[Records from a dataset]
== == ==

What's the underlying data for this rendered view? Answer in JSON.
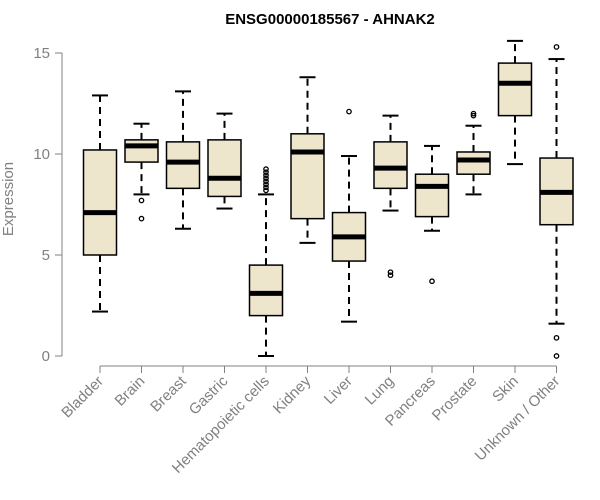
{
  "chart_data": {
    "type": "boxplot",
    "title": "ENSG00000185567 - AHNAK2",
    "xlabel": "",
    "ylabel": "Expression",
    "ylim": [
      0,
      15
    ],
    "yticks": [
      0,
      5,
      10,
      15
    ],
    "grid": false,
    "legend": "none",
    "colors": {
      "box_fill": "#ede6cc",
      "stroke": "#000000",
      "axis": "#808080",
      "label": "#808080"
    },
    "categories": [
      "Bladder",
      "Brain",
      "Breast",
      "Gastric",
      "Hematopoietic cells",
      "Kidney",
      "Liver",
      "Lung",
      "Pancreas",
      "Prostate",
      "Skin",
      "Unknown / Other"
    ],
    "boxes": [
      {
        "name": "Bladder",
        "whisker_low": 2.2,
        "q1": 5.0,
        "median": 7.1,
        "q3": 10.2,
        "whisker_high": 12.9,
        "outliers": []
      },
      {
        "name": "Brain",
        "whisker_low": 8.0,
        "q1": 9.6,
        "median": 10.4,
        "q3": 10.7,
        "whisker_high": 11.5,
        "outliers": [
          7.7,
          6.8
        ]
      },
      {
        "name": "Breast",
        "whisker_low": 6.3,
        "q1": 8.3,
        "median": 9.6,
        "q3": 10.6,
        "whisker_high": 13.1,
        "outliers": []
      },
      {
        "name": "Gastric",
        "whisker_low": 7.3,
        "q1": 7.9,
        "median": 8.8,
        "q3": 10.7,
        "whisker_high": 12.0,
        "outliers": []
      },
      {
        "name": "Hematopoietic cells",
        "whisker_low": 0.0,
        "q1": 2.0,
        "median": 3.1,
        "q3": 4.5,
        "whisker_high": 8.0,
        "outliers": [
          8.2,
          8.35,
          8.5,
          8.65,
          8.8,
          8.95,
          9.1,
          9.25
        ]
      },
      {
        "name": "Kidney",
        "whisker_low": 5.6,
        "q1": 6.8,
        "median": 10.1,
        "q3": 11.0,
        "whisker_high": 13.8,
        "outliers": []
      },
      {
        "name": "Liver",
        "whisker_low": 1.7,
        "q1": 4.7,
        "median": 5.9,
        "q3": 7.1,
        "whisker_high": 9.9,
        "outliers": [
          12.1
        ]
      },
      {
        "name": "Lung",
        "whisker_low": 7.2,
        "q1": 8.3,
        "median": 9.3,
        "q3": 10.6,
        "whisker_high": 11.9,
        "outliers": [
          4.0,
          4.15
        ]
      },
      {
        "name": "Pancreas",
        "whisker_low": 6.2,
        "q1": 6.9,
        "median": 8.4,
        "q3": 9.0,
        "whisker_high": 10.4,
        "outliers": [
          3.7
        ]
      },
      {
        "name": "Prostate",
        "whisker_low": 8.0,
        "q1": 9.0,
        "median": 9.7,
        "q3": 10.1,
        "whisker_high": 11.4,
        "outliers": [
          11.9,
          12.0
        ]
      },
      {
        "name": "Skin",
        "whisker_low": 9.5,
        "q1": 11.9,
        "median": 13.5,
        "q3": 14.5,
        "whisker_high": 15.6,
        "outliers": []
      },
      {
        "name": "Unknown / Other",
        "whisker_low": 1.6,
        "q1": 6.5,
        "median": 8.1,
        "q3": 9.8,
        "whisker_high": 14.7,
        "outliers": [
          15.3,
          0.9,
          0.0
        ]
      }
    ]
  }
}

== == ==

For this exercise, return every line from the data that holds the string "cells".

      "Hematopoietic cells",
        "name": "Hematopoietic cells",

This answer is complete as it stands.